### WORK INSTRUCTIONS
Reproduce the listing exactly, with no pictures in your copy.

***** SOURCE RECORDS

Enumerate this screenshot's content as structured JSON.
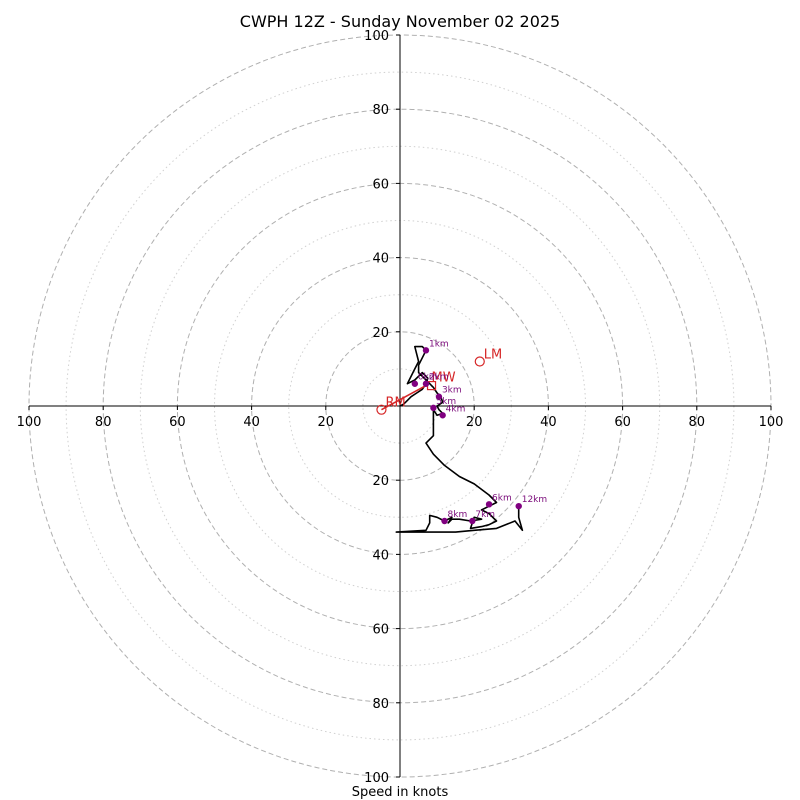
{
  "chart_data": {
    "type": "hodograph",
    "title": "CWPH 12Z - Sunday November 02 2025",
    "xlabel": "Speed in knots",
    "units": "knots",
    "range": [
      -100,
      100
    ],
    "ring_major": [
      20,
      40,
      60,
      80,
      100
    ],
    "ring_minor": [
      10,
      30,
      50,
      70,
      90
    ],
    "x_ticks": [
      "100",
      "80",
      "60",
      "40",
      "20",
      "20",
      "40",
      "60",
      "80",
      "100"
    ],
    "x_tick_values": [
      -100,
      -80,
      -60,
      -40,
      -20,
      20,
      40,
      60,
      80,
      100
    ],
    "y_ticks": [
      "100",
      "80",
      "60",
      "40",
      "20",
      "20",
      "40",
      "60",
      "80",
      "100"
    ],
    "y_tick_values": [
      100,
      80,
      60,
      40,
      20,
      -20,
      -40,
      -60,
      -80,
      -100
    ],
    "grid": true,
    "trace": [
      [
        0,
        0
      ],
      [
        1,
        0.5
      ],
      [
        2,
        1.5
      ],
      [
        3,
        2.5
      ],
      [
        4.5,
        3.5
      ],
      [
        6,
        4.5
      ],
      [
        7,
        6
      ],
      [
        7.5,
        7.5
      ],
      [
        6,
        9
      ],
      [
        4,
        7
      ],
      [
        2,
        6
      ],
      [
        4,
        10
      ],
      [
        5,
        12
      ],
      [
        4.5,
        14
      ],
      [
        4,
        16
      ],
      [
        6,
        16
      ],
      [
        7,
        15
      ],
      [
        6,
        13
      ],
      [
        5,
        11
      ],
      [
        5,
        9
      ],
      [
        7,
        7
      ],
      [
        8,
        6
      ],
      [
        9,
        5
      ],
      [
        10,
        3.5
      ],
      [
        11,
        2.5
      ],
      [
        11.5,
        1
      ],
      [
        10,
        0
      ],
      [
        10.5,
        -1
      ],
      [
        11.5,
        -2
      ],
      [
        10,
        -2.5
      ],
      [
        9,
        -1
      ],
      [
        9,
        -3
      ],
      [
        9,
        -5
      ],
      [
        9,
        -8
      ],
      [
        7,
        -10
      ],
      [
        9,
        -13
      ],
      [
        12,
        -16
      ],
      [
        16,
        -19
      ],
      [
        20,
        -21
      ],
      [
        24,
        -24
      ],
      [
        26,
        -26
      ],
      [
        24,
        -27
      ],
      [
        22,
        -28
      ],
      [
        24,
        -29
      ],
      [
        26,
        -31
      ],
      [
        24,
        -32
      ],
      [
        22,
        -32.5
      ],
      [
        19,
        -33
      ],
      [
        20,
        -30
      ],
      [
        22,
        -30.5
      ],
      [
        19,
        -31
      ],
      [
        16,
        -30.5
      ],
      [
        14,
        -30.5
      ],
      [
        13,
        -31.5
      ],
      [
        14,
        -30
      ],
      [
        12,
        -31
      ],
      [
        10,
        -30
      ],
      [
        8,
        -29.5
      ],
      [
        8,
        -31.5
      ],
      [
        7,
        -33.5
      ],
      [
        -1,
        -34
      ],
      [
        4,
        -34
      ],
      [
        10,
        -34
      ],
      [
        15,
        -34
      ],
      [
        20,
        -33.5
      ],
      [
        26,
        -33
      ],
      [
        31,
        -31
      ],
      [
        33,
        -33.5
      ],
      [
        32,
        -30
      ],
      [
        32,
        -27
      ]
    ],
    "height_markers": [
      {
        "label": "1km",
        "u": 7,
        "v": 15
      },
      {
        "label": "2km",
        "u": 7,
        "v": 6
      },
      {
        "label": "0km",
        "u": 4,
        "v": 6
      },
      {
        "label": "3km",
        "u": 10.5,
        "v": 2.5
      },
      {
        "label": "5km",
        "u": 9,
        "v": -0.5
      },
      {
        "label": "4km",
        "u": 11.5,
        "v": -2.5
      },
      {
        "label": "6km",
        "u": 24,
        "v": -26.5
      },
      {
        "label": "12km",
        "u": 32,
        "v": -27
      },
      {
        "label": "8km",
        "u": 12,
        "v": -31
      },
      {
        "label": "7km",
        "u": 19.5,
        "v": -31
      }
    ],
    "storm_motion": {
      "lm": {
        "label": "LM",
        "u": 21.5,
        "v": 12
      },
      "rm": {
        "label": "RM",
        "u": -5,
        "v": -1
      },
      "mw": {
        "label": "MW",
        "u": 8.5,
        "v": 5.5
      },
      "shear_vector": [
        [
          -5,
          -1
        ],
        [
          7,
          5.5
        ]
      ]
    },
    "colors": {
      "trace": "#000000",
      "marker": "#800080",
      "marker_label": "#7a0a7a",
      "motion": "#d62728",
      "grid": "#b0b0b0",
      "minor_grid": "#d0d0d0",
      "axes": "#000000"
    }
  }
}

**********

### COMPLETE OUTPUT
Enumerate this screenshot's content as structured JSON.
{
  "chart_data": {
    "type": "hodograph",
    "title": "CWPH 12Z - Sunday November 02 2025",
    "xlabel": "Speed in knots",
    "units": "knots",
    "range": [
      -100,
      100
    ],
    "ring_major": [
      20,
      40,
      60,
      80,
      100
    ],
    "ring_minor": [
      10,
      30,
      50,
      70,
      90
    ],
    "x_ticks": [
      "100",
      "80",
      "60",
      "40",
      "20",
      "20",
      "40",
      "60",
      "80",
      "100"
    ],
    "x_tick_values": [
      -100,
      -80,
      -60,
      -40,
      -20,
      20,
      40,
      60,
      80,
      100
    ],
    "y_ticks": [
      "100",
      "80",
      "60",
      "40",
      "20",
      "20",
      "40",
      "60",
      "80",
      "100"
    ],
    "y_tick_values": [
      100,
      80,
      60,
      40,
      20,
      -20,
      -40,
      -60,
      -80,
      -100
    ],
    "grid": true,
    "trace": [
      [
        0,
        0
      ],
      [
        1,
        0.5
      ],
      [
        2,
        1.5
      ],
      [
        3,
        2.5
      ],
      [
        4.5,
        3.5
      ],
      [
        6,
        4.5
      ],
      [
        7,
        6
      ],
      [
        7.5,
        7.5
      ],
      [
        6,
        9
      ],
      [
        4,
        7
      ],
      [
        2,
        6
      ],
      [
        4,
        10
      ],
      [
        5,
        12
      ],
      [
        4.5,
        14
      ],
      [
        4,
        16
      ],
      [
        6,
        16
      ],
      [
        7,
        15
      ],
      [
        6,
        13
      ],
      [
        5,
        11
      ],
      [
        5,
        9
      ],
      [
        7,
        7
      ],
      [
        8,
        6
      ],
      [
        9,
        5
      ],
      [
        10,
        3.5
      ],
      [
        11,
        2.5
      ],
      [
        11.5,
        1
      ],
      [
        10,
        0
      ],
      [
        10.5,
        -1
      ],
      [
        11.5,
        -2
      ],
      [
        10,
        -2.5
      ],
      [
        9,
        -1
      ],
      [
        9,
        -3
      ],
      [
        9,
        -5
      ],
      [
        9,
        -8
      ],
      [
        7,
        -10
      ],
      [
        9,
        -13
      ],
      [
        12,
        -16
      ],
      [
        16,
        -19
      ],
      [
        20,
        -21
      ],
      [
        24,
        -24
      ],
      [
        26,
        -26
      ],
      [
        24,
        -27
      ],
      [
        22,
        -28
      ],
      [
        24,
        -29
      ],
      [
        26,
        -31
      ],
      [
        24,
        -32
      ],
      [
        22,
        -32.5
      ],
      [
        19,
        -33
      ],
      [
        20,
        -30
      ],
      [
        22,
        -30.5
      ],
      [
        19,
        -31
      ],
      [
        16,
        -30.5
      ],
      [
        14,
        -30.5
      ],
      [
        13,
        -31.5
      ],
      [
        14,
        -30
      ],
      [
        12,
        -31
      ],
      [
        10,
        -30
      ],
      [
        8,
        -29.5
      ],
      [
        8,
        -31.5
      ],
      [
        7,
        -33.5
      ],
      [
        -1,
        -34
      ],
      [
        4,
        -34
      ],
      [
        10,
        -34
      ],
      [
        15,
        -34
      ],
      [
        20,
        -33.5
      ],
      [
        26,
        -33
      ],
      [
        31,
        -31
      ],
      [
        33,
        -33.5
      ],
      [
        32,
        -30
      ],
      [
        32,
        -27
      ]
    ],
    "height_markers": [
      {
        "label": "1km",
        "u": 7,
        "v": 15
      },
      {
        "label": "2km",
        "u": 7,
        "v": 6
      },
      {
        "label": "0km",
        "u": 4,
        "v": 6
      },
      {
        "label": "3km",
        "u": 10.5,
        "v": 2.5
      },
      {
        "label": "5km",
        "u": 9,
        "v": -0.5
      },
      {
        "label": "4km",
        "u": 11.5,
        "v": -2.5
      },
      {
        "label": "6km",
        "u": 24,
        "v": -26.5
      },
      {
        "label": "12km",
        "u": 32,
        "v": -27
      },
      {
        "label": "8km",
        "u": 12,
        "v": -31
      },
      {
        "label": "7km",
        "u": 19.5,
        "v": -31
      }
    ],
    "storm_motion": {
      "lm": {
        "label": "LM",
        "u": 21.5,
        "v": 12
      },
      "rm": {
        "label": "RM",
        "u": -5,
        "v": -1
      },
      "mw": {
        "label": "MW",
        "u": 8.5,
        "v": 5.5
      },
      "shear_vector": [
        [
          -5,
          -1
        ],
        [
          7,
          5.5
        ]
      ]
    },
    "colors": {
      "trace": "#000000",
      "marker": "#800080",
      "marker_label": "#7a0a7a",
      "motion": "#d62728",
      "grid": "#b0b0b0",
      "minor_grid": "#d0d0d0",
      "axes": "#000000"
    }
  }
}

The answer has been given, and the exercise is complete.